To do: Set each record down exactly, excluding all images.

(Saved data entries)
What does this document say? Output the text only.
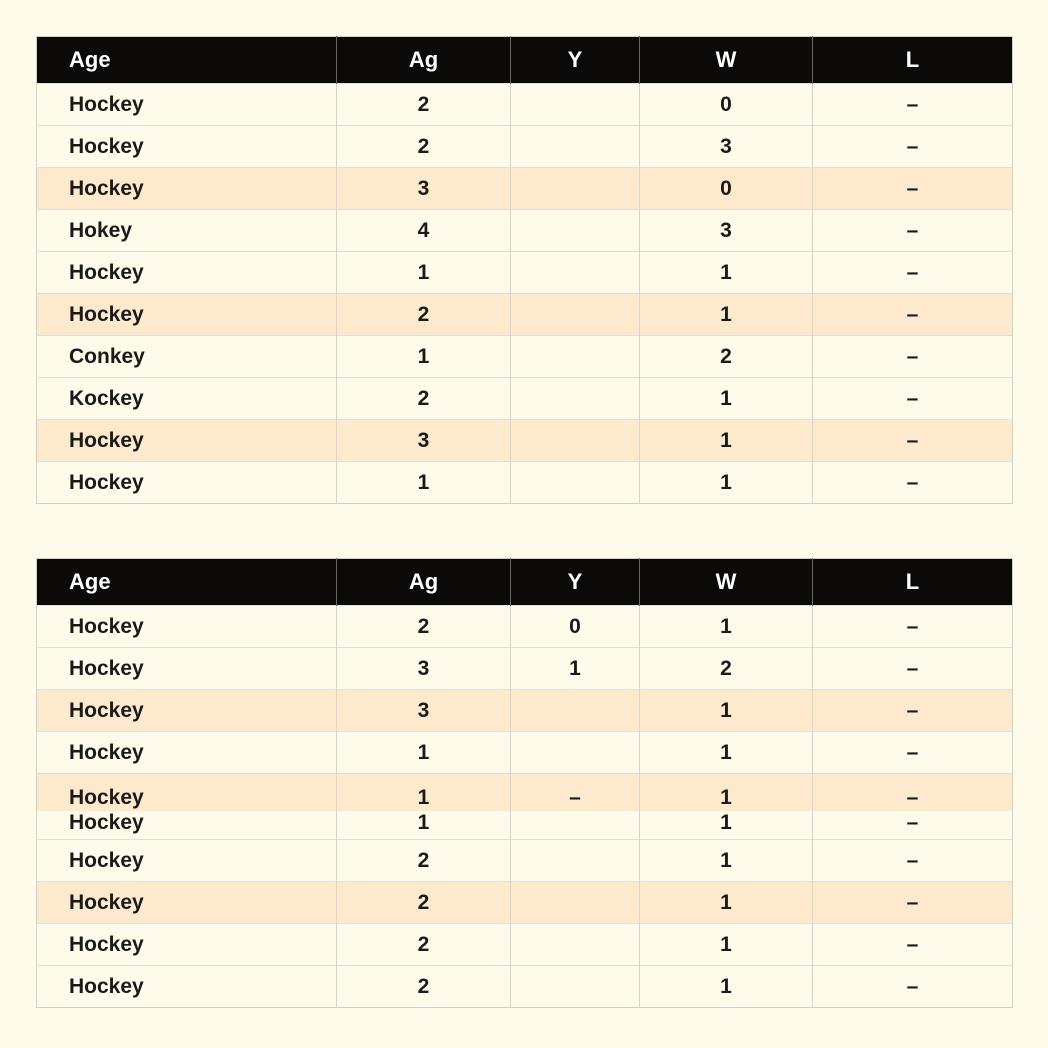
Age	Ag	Y	W	L
Hockey	2		0	–
Hockey	2		3	–
Hockey	3		0	–
Hokey	4		3	–
Hockey	1		1	–
Hockey	2		1	–
Conkey	1		2	–
Kockey	2		1	–
Hockey	3		1	–
Hockey	1		1	–
Age	Ag	Y	W	L
Hockey	2	0	1	–
Hockey	3	1	2	–
Hockey	3		1	–
Hockey	1		1	–
Hockey	1	–	1	–
Hockey	1		1	–
Hockey	2		1	–
Hockey	2		1	–
Hockey	2		1	–
Hockey	2		1	–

Answer for this exercise:
What does this document say? Output the text only.
Age	Ag	Y	W	L
Hockey	2		0	–
Hockey	2		3	–
Hockey	3		0	–
Hokey	4		3	–
Hockey	1		1	–
Hockey	2		1	–
Conkey	1		2	–
Kockey	2		1	–
Hockey	3		1	–
Hockey	1		1	–
Age	Ag	Y	W	L
Hockey	2	0	1	–
Hockey	3	1	2	–
Hockey	3		1	–
Hockey	1		1	–
Hockey	1	–	1	–
Hockey	1		1	–
Hockey	2		1	–
Hockey	2		1	–
Hockey	2		1	–
Hockey	2		1	–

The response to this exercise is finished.